>> begin Source material
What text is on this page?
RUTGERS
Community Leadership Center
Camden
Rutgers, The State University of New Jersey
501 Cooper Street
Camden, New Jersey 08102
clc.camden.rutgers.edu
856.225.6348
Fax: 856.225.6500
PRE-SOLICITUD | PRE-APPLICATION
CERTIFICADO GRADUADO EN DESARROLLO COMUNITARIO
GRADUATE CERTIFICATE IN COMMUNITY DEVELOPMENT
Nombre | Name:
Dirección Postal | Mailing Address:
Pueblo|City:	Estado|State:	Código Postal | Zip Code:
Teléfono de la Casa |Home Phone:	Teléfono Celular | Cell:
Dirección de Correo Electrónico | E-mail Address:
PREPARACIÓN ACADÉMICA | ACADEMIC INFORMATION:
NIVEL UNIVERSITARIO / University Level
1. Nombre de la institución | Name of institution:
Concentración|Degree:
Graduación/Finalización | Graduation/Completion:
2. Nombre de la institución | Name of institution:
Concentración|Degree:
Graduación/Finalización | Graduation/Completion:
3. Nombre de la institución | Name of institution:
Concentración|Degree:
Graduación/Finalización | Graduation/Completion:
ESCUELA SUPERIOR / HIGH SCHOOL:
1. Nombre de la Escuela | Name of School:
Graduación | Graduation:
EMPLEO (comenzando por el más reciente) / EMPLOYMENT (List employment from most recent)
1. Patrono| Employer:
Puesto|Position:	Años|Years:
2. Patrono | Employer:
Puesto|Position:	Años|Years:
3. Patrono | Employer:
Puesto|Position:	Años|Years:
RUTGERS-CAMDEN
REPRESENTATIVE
>> end Source material
→ Short problem
Pull out all lines of the data with the string "Patrono".

→ Completed task
1. Patrono| Employer:
2. Patrono | Employer:
3. Patrono | Employer:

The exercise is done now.